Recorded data
***

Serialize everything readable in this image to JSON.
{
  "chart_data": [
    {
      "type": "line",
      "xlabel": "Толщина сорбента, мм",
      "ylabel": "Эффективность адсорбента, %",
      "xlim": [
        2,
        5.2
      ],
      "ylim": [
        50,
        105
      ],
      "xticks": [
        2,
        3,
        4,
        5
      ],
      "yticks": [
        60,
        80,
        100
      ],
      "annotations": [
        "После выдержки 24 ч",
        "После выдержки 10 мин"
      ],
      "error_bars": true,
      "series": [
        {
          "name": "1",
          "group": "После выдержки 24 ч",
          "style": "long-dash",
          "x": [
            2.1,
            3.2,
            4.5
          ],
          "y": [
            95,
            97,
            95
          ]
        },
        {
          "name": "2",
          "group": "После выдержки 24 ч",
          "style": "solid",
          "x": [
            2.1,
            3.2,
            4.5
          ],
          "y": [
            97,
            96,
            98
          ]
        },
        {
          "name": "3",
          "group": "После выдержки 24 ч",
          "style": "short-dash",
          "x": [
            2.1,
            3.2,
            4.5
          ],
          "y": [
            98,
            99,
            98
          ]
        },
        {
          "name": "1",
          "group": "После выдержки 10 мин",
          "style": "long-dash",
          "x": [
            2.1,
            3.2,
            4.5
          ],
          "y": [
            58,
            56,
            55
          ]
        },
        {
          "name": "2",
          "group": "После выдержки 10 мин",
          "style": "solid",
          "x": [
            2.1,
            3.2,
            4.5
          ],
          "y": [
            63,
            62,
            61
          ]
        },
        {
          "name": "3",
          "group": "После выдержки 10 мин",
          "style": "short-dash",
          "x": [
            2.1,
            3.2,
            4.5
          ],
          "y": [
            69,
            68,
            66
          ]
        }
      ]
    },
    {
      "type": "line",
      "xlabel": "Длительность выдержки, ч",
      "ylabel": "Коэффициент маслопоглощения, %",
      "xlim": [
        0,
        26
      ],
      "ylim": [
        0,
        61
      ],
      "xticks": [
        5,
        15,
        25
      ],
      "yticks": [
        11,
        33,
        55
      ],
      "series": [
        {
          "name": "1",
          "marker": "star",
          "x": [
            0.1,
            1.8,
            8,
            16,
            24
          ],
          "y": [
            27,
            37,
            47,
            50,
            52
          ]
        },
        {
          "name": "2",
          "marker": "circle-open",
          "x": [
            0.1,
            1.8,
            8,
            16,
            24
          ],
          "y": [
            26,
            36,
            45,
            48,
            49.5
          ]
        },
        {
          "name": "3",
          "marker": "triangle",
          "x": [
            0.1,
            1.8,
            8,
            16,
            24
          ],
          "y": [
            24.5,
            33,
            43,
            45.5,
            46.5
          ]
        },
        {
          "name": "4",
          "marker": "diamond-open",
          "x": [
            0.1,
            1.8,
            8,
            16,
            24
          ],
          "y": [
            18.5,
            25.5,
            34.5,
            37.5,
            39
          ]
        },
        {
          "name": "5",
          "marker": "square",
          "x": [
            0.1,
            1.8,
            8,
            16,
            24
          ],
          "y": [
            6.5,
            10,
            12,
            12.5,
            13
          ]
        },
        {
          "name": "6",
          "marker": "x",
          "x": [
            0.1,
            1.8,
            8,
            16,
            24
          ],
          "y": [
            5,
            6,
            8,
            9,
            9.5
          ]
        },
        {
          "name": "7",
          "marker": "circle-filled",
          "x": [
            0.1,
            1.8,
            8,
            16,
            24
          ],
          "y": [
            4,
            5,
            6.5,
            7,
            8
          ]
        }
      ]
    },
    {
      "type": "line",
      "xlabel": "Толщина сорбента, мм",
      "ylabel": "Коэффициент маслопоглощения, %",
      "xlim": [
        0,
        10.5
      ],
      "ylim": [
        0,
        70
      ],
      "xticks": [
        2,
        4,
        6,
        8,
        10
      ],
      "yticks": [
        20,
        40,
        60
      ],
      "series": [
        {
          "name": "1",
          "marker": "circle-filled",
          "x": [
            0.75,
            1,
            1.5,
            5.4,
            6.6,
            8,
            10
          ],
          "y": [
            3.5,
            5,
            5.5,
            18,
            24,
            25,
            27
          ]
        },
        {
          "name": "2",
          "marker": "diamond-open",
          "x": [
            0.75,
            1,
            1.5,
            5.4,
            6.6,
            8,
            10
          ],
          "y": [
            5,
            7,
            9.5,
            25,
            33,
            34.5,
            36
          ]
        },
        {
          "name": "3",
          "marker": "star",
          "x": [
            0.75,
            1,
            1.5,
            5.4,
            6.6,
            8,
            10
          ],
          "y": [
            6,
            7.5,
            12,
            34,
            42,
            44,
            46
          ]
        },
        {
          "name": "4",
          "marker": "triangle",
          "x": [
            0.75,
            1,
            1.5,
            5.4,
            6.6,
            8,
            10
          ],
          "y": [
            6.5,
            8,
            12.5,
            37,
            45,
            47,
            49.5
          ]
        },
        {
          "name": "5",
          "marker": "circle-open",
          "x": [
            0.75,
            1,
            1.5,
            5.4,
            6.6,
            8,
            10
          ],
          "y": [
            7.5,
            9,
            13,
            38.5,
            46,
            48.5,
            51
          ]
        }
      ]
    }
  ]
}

***

> _Your goal_
Write out every record shown above, word for word.

> _Answer for this exercise_
Serialize everything readable in this image to JSON.
{
  "chart_data": [
    {
      "type": "line",
      "xlabel": "Толщина сорбента, мм",
      "ylabel": "Эффективность адсорбента, %",
      "xlim": [
        2,
        5.2
      ],
      "ylim": [
        50,
        105
      ],
      "xticks": [
        2,
        3,
        4,
        5
      ],
      "yticks": [
        60,
        80,
        100
      ],
      "annotations": [
        "После выдержки 24 ч",
        "После выдержки 10 мин"
      ],
      "error_bars": true,
      "series": [
        {
          "name": "1",
          "group": "После выдержки 24 ч",
          "style": "long-dash",
          "x": [
            2.1,
            3.2,
            4.5
          ],
          "y": [
            95,
            97,
            95
          ]
        },
        {
          "name": "2",
          "group": "После выдержки 24 ч",
          "style": "solid",
          "x": [
            2.1,
            3.2,
            4.5
          ],
          "y": [
            97,
            96,
            98
          ]
        },
        {
          "name": "3",
          "group": "После выдержки 24 ч",
          "style": "short-dash",
          "x": [
            2.1,
            3.2,
            4.5
          ],
          "y": [
            98,
            99,
            98
          ]
        },
        {
          "name": "1",
          "group": "После выдержки 10 мин",
          "style": "long-dash",
          "x": [
            2.1,
            3.2,
            4.5
          ],
          "y": [
            58,
            56,
            55
          ]
        },
        {
          "name": "2",
          "group": "После выдержки 10 мин",
          "style": "solid",
          "x": [
            2.1,
            3.2,
            4.5
          ],
          "y": [
            63,
            62,
            61
          ]
        },
        {
          "name": "3",
          "group": "После выдержки 10 мин",
          "style": "short-dash",
          "x": [
            2.1,
            3.2,
            4.5
          ],
          "y": [
            69,
            68,
            66
          ]
        }
      ]
    },
    {
      "type": "line",
      "xlabel": "Длительность выдержки, ч",
      "ylabel": "Коэффициент маслопоглощения, %",
      "xlim": [
        0,
        26
      ],
      "ylim": [
        0,
        61
      ],
      "xticks": [
        5,
        15,
        25
      ],
      "yticks": [
        11,
        33,
        55
      ],
      "series": [
        {
          "name": "1",
          "marker": "star",
          "x": [
            0.1,
            1.8,
            8,
            16,
            24
          ],
          "y": [
            27,
            37,
            47,
            50,
            52
          ]
        },
        {
          "name": "2",
          "marker": "circle-open",
          "x": [
            0.1,
            1.8,
            8,
            16,
            24
          ],
          "y": [
            26,
            36,
            45,
            48,
            49.5
          ]
        },
        {
          "name": "3",
          "marker": "triangle",
          "x": [
            0.1,
            1.8,
            8,
            16,
            24
          ],
          "y": [
            24.5,
            33,
            43,
            45.5,
            46.5
          ]
        },
        {
          "name": "4",
          "marker": "diamond-open",
          "x": [
            0.1,
            1.8,
            8,
            16,
            24
          ],
          "y": [
            18.5,
            25.5,
            34.5,
            37.5,
            39
          ]
        },
        {
          "name": "5",
          "marker": "square",
          "x": [
            0.1,
            1.8,
            8,
            16,
            24
          ],
          "y": [
            6.5,
            10,
            12,
            12.5,
            13
          ]
        },
        {
          "name": "6",
          "marker": "x",
          "x": [
            0.1,
            1.8,
            8,
            16,
            24
          ],
          "y": [
            5,
            6,
            8,
            9,
            9.5
          ]
        },
        {
          "name": "7",
          "marker": "circle-filled",
          "x": [
            0.1,
            1.8,
            8,
            16,
            24
          ],
          "y": [
            4,
            5,
            6.5,
            7,
            8
          ]
        }
      ]
    },
    {
      "type": "line",
      "xlabel": "Толщина сорбента, мм",
      "ylabel": "Коэффициент маслопоглощения, %",
      "xlim": [
        0,
        10.5
      ],
      "ylim": [
        0,
        70
      ],
      "xticks": [
        2,
        4,
        6,
        8,
        10
      ],
      "yticks": [
        20,
        40,
        60
      ],
      "series": [
        {
          "name": "1",
          "marker": "circle-filled",
          "x": [
            0.75,
            1,
            1.5,
            5.4,
            6.6,
            8,
            10
          ],
          "y": [
            3.5,
            5,
            5.5,
            18,
            24,
            25,
            27
          ]
        },
        {
          "name": "2",
          "marker": "diamond-open",
          "x": [
            0.75,
            1,
            1.5,
            5.4,
            6.6,
            8,
            10
          ],
          "y": [
            5,
            7,
            9.5,
            25,
            33,
            34.5,
            36
          ]
        },
        {
          "name": "3",
          "marker": "star",
          "x": [
            0.75,
            1,
            1.5,
            5.4,
            6.6,
            8,
            10
          ],
          "y": [
            6,
            7.5,
            12,
            34,
            42,
            44,
            46
          ]
        },
        {
          "name": "4",
          "marker": "triangle",
          "x": [
            0.75,
            1,
            1.5,
            5.4,
            6.6,
            8,
            10
          ],
          "y": [
            6.5,
            8,
            12.5,
            37,
            45,
            47,
            49.5
          ]
        },
        {
          "name": "5",
          "marker": "circle-open",
          "x": [
            0.75,
            1,
            1.5,
            5.4,
            6.6,
            8,
            10
          ],
          "y": [
            7.5,
            9,
            13,
            38.5,
            46,
            48.5,
            51
          ]
        }
      ]
    }
  ]
}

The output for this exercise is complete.